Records
++++++++++

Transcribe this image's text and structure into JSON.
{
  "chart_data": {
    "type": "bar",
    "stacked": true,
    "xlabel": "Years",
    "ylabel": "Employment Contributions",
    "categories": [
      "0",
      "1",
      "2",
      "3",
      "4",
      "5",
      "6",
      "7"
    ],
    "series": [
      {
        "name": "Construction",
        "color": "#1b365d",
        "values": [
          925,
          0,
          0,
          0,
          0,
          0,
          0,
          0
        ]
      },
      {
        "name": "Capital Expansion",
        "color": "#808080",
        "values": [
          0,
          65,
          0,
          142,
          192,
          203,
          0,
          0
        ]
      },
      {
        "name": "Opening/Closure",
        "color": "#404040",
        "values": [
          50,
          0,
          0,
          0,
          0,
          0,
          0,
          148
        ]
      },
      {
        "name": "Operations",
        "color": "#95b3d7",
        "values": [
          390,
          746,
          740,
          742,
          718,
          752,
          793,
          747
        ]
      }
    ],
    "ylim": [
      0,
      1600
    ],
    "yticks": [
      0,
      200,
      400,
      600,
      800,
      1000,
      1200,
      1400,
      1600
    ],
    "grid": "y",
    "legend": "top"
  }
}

++++++++++

What is expected » Write out every line of the data that holds the word "color".

Exercise answer »
        "color": "#1b365d",
        "color": "#808080",
        "color": "#404040",
        "color": "#95b3d7",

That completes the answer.